Collected data entries:

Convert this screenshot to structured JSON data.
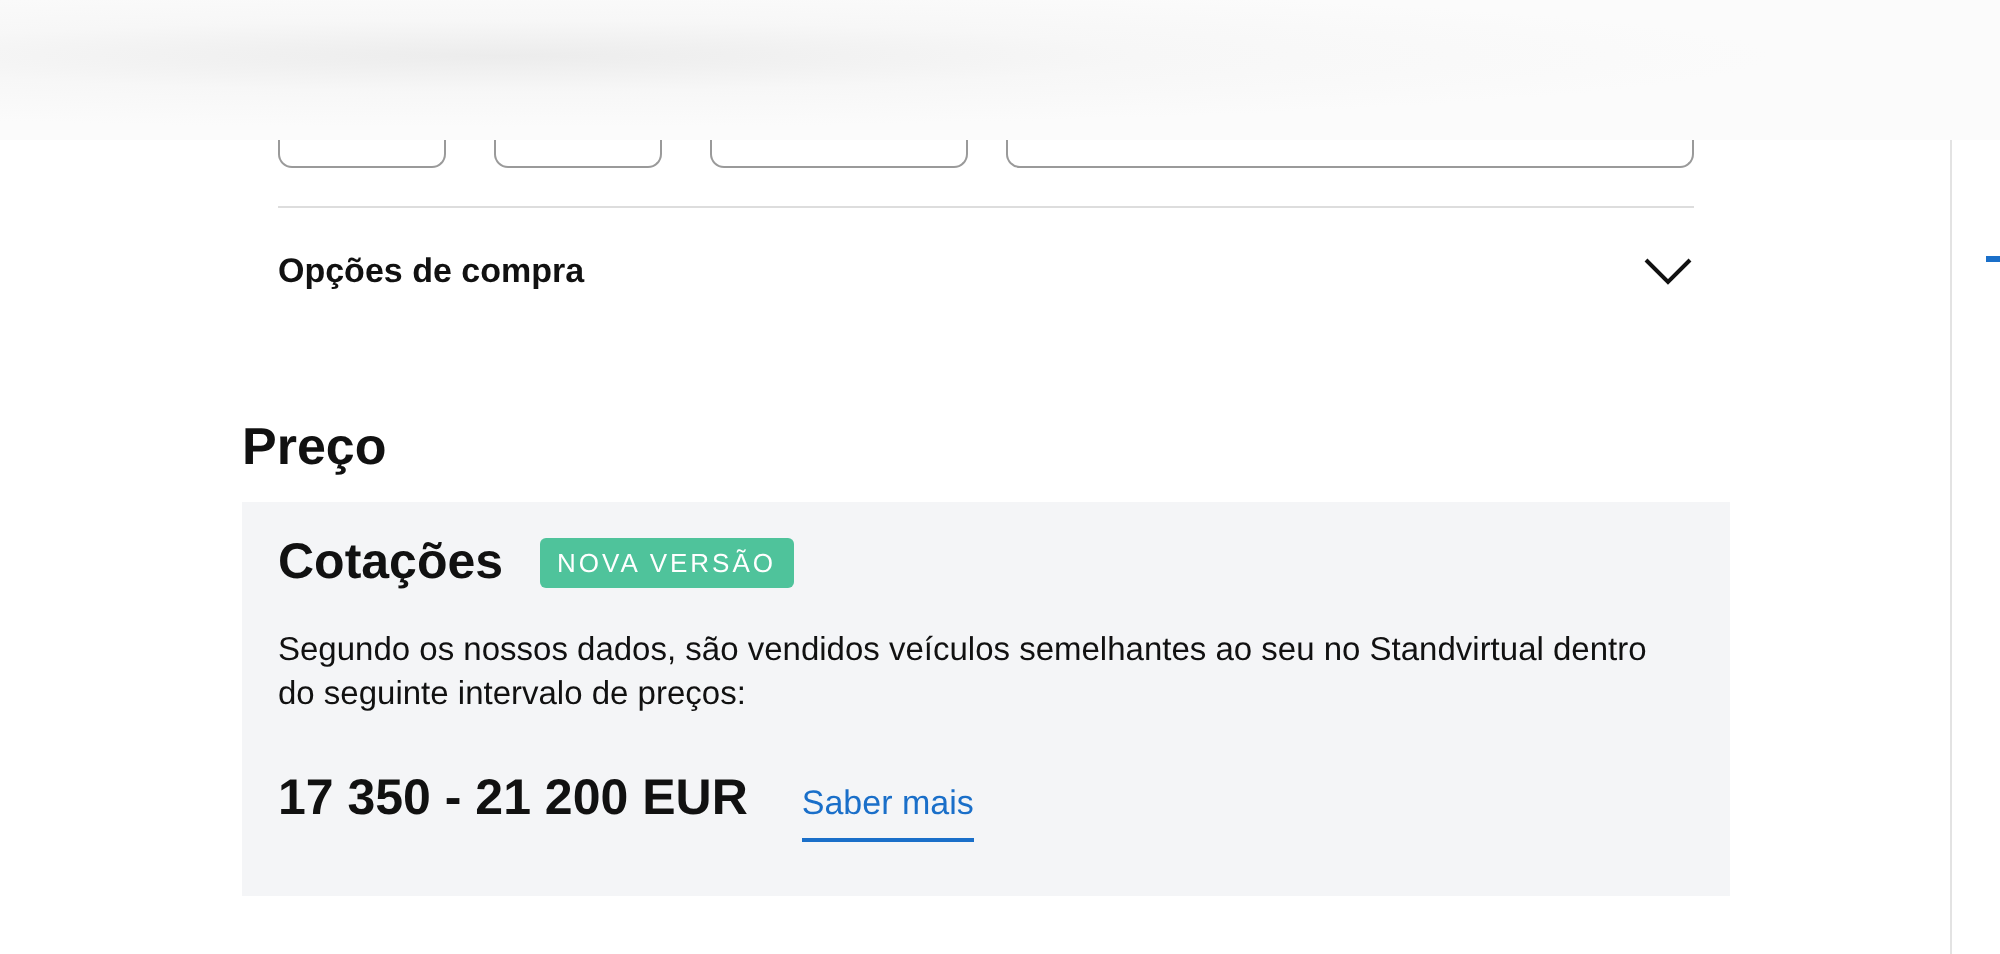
{
  "purchase_options": {
    "label": "Opções de compra",
    "expanded": false
  },
  "price_section": {
    "title": "Preço",
    "card": {
      "title": "Cotações",
      "badge": "NOVA VERSÃO",
      "description": "Segundo os nossos dados, são vendidos veículos semelhantes ao seu no Standvirtual dentro do seguinte intervalo de preços:",
      "price_range": "17 350 - 21 200 EUR",
      "link": "Saber mais"
    }
  }
}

__Aim of the exercise__: Write out every record above exactly as it stands, but leave out the pictures.

__Answer in full__:
Convert this screenshot to structured JSON data.
{
  "purchase_options": {
    "label": "Opções de compra",
    "expanded": false
  },
  "price_section": {
    "title": "Preço",
    "card": {
      "title": "Cotações",
      "badge": "NOVA VERSÃO",
      "description": "Segundo os nossos dados, são vendidos veículos semelhantes ao seu no Standvirtual dentro do seguinte intervalo de preços:",
      "price_range": "17 350 - 21 200 EUR",
      "link": "Saber mais"
    }
  }
}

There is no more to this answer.